Reply with the count of lines holding "this", nothing more.

(Stored data)
☆ ☆ ☆ ☆
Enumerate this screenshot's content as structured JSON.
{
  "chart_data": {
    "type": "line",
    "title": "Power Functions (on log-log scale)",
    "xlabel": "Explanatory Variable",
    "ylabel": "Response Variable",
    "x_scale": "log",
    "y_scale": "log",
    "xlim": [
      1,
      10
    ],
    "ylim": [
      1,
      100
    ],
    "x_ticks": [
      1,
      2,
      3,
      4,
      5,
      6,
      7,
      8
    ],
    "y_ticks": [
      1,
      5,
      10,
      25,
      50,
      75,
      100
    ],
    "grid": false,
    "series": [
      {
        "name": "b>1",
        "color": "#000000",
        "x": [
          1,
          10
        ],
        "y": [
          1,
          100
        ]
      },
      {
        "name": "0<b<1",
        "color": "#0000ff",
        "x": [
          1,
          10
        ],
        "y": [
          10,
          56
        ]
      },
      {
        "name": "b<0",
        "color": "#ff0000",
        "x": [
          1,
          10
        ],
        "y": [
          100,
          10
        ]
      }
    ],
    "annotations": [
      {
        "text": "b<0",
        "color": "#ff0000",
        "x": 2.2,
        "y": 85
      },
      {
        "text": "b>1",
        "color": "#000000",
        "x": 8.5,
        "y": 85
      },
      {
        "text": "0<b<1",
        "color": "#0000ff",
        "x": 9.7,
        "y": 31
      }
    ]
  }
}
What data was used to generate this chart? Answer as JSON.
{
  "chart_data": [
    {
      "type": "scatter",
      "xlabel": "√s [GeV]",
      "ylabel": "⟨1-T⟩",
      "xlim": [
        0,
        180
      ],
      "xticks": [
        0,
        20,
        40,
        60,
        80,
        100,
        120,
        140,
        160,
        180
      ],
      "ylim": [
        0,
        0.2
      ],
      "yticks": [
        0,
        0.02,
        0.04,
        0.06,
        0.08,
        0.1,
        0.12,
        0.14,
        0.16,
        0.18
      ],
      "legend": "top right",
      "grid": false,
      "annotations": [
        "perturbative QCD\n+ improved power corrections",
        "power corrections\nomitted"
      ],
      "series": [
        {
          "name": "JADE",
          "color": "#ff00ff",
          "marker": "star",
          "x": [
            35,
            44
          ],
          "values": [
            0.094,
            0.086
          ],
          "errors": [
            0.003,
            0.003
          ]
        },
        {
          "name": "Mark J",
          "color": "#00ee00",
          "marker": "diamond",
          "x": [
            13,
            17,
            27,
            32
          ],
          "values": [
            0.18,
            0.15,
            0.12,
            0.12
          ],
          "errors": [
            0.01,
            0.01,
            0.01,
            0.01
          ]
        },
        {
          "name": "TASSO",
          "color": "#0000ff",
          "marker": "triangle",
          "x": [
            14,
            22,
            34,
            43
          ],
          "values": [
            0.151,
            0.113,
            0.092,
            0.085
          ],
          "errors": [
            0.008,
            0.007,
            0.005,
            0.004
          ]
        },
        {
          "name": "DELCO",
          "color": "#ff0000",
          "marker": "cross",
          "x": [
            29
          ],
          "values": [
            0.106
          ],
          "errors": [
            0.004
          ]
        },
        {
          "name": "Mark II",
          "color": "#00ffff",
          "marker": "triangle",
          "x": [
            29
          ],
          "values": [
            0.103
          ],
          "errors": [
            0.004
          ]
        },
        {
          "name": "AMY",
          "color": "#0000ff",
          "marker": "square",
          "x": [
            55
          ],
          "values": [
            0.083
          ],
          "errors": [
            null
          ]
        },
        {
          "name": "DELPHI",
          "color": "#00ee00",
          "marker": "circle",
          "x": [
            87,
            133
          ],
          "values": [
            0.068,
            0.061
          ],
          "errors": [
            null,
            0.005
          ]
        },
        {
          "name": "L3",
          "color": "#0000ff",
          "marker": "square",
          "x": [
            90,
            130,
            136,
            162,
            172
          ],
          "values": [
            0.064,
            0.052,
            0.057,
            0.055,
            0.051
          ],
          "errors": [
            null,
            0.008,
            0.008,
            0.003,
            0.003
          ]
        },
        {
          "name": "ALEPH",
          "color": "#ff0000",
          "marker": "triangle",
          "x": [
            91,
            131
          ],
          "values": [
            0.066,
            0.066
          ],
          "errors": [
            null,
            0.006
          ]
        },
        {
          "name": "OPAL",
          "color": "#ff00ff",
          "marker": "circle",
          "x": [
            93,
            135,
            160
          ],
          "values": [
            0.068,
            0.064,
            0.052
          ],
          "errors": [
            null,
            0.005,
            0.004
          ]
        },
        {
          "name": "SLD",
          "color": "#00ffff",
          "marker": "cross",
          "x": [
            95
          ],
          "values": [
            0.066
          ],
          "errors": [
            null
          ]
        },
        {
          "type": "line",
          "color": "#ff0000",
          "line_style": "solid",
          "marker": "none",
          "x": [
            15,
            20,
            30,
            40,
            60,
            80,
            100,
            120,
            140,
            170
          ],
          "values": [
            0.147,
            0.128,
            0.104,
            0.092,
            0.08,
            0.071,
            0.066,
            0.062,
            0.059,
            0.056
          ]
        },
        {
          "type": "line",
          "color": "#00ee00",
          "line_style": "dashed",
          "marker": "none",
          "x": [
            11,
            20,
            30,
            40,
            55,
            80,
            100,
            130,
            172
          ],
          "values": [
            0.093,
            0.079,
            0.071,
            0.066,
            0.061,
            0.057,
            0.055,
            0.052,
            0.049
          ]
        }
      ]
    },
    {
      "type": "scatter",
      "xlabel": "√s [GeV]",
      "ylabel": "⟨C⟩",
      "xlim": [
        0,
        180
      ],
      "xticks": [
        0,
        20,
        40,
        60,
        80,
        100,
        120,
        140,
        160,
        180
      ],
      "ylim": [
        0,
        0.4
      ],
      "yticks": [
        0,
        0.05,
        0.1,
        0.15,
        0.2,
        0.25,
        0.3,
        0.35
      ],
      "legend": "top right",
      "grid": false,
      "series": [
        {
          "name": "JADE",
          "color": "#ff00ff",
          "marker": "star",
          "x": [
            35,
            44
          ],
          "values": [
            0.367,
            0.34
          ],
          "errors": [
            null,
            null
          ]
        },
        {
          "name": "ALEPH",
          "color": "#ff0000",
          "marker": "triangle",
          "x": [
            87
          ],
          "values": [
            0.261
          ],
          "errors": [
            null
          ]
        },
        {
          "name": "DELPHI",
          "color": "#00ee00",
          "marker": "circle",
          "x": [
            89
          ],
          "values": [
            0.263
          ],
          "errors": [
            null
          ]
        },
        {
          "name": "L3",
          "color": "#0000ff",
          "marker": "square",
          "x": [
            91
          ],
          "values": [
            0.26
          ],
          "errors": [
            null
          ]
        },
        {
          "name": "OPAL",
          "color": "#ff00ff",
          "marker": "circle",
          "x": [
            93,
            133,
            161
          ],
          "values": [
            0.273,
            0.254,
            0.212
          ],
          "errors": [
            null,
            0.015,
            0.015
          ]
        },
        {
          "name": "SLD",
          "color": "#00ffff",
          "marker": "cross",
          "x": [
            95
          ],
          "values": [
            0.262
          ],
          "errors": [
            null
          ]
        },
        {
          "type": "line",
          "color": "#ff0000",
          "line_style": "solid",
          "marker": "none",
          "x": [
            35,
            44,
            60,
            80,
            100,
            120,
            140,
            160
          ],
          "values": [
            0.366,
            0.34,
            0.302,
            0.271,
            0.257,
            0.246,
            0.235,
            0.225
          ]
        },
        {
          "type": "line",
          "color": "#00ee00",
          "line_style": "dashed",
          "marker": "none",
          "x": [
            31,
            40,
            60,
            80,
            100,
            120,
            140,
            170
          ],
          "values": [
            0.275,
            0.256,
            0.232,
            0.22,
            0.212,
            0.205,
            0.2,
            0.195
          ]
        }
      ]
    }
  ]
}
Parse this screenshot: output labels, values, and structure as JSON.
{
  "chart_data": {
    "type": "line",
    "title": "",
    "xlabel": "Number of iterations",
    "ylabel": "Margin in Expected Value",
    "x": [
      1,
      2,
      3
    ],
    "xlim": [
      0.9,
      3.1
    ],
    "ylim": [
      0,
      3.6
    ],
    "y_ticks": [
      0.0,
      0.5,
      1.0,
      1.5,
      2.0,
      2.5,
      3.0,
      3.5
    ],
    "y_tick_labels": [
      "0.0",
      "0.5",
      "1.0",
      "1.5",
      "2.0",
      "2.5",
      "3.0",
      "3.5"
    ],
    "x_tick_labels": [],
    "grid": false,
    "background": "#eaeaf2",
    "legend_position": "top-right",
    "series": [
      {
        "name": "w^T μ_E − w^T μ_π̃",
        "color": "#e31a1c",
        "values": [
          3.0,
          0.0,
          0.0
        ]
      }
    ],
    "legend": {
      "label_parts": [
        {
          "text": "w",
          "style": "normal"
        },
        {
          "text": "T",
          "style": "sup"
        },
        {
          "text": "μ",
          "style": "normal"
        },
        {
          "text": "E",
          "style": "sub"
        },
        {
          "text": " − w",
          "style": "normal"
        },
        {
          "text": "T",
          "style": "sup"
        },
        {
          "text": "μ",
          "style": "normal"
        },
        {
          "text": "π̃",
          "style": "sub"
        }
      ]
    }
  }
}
☆ ☆ ☆ ☆
Task result = 3